▸ Written problem A:
Decide whether each statement agrees with the excerpt on Kixt messaging characters. Answer yes or no, and quote the words of the excerpt that decide it.
(i) When no IRI is provided, the character set of the shifted character is Unicode.
(ii) Kixt Transmissions defines the messaging characters with which messages are produced.
(iii) The ERROR character is used to open messages which cancel requests.
▸ Written problem B: Write the next part of the excerpt on Kixt messaging characters, beginning right after its final sentence.

▸ Excerpt provided:
/---

If an IRI is not provided, the character set of the shifted character is Unicode. Otherwise, the character set is that given by the IRI.

The Unicode mapping of a shift sequence is the Unicode mapping of its shifted character, except in the case of adjacent shift sequences whose character set is Unicode, whose shifted characters must instead be interpreted together as UTF-16 code units, interpreting any ill-formed code unit subsequence as FFFD. Two such shift sequences may consequently map to a single character.

If the Unicode mapping of a shifted character cannot be determined, it is FFFD.

5. Messaging Characters

Kixt Transmissions defines the format of messages, but not any messaging characters with which to produce them. This specification introduces several, defined below.

5.1 Generic Messages

The following messaging characters are characterized by the sorts of functions which they can be used to achieve. They should generally only be assigned meaning at the application tier or higher.

05 ENQUIRY

This character is used to open messages which request information, ask for help, or open a menu.

06 CONFIRM

This character is used to open messages which confirm information, acknowledge a transmission, or accept a task.

07 ALERT

This character is used to open messages which provide alerts or warnings, or which (de)activate certain devices or features.

15 ERROR

This character is used to open messages which signal errors, cancel requests, or close out tasks.

\---

▸ Recorded data:
/---

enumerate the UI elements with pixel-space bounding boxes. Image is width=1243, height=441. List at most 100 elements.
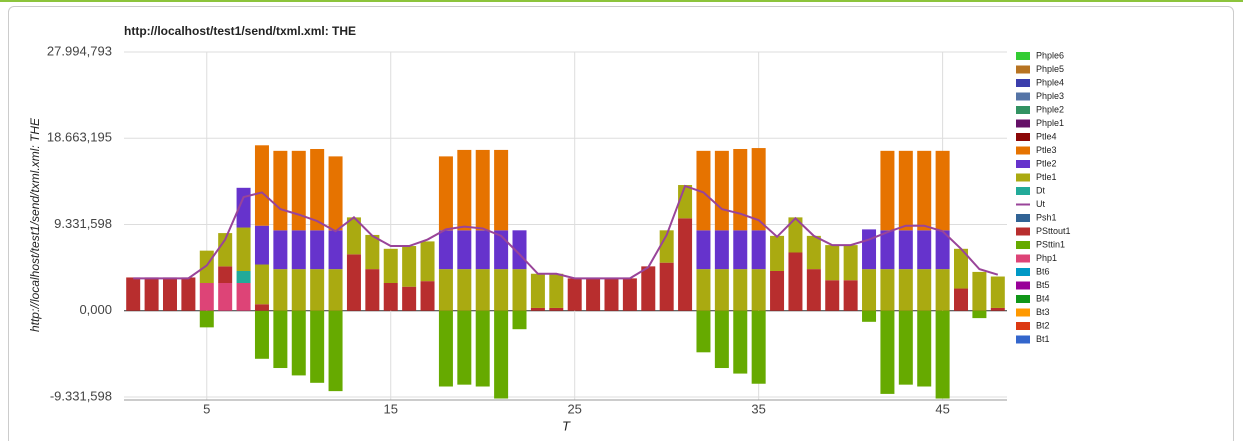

\---

▸ Answer A:
(i) Yes: "If an IRI is not provided, the character set of the shifted character is Unicode."
(ii) No: "Kixt Transmissions defines the format of messages, but not any messaging characters with which to produce them."
(iii) Yes: "This character is used to open messages which signal errors, cancel requests, or close out tasks."

▸ Answer B:
1B COMMAND

This character is used to open messages which issue commands or select tasks for individual processes, files, or procedures. Tasks which pertain to the application as a whole should instead use 80CA APPLICATION COMMAND.

5.2 Tiered Messages

The following messaging characters are scoped to specific tiers, the exact meaning of which is left to implementations. The tiers are, from lowest to highest, device, operating system, user, application.

Programs should generally pass on, rather than try to interpret, messages of a different tier; for example, devices and applications should not try to interpret operating system messages. However, not all applications will necessarily have tiers which are clearly distinct, or necessarily have four of them.

The characters are: 80CA APPLICATION COMMAND, 80CB USER COMMAND, 80CC OPERATING SYSTEM COMMAND, 80CD DEVICE COMMAND.

6. Format Characters

Format characters are non-printed characters which signal information about how text should be laid out. They include spaces, section separators, area markers, and similar.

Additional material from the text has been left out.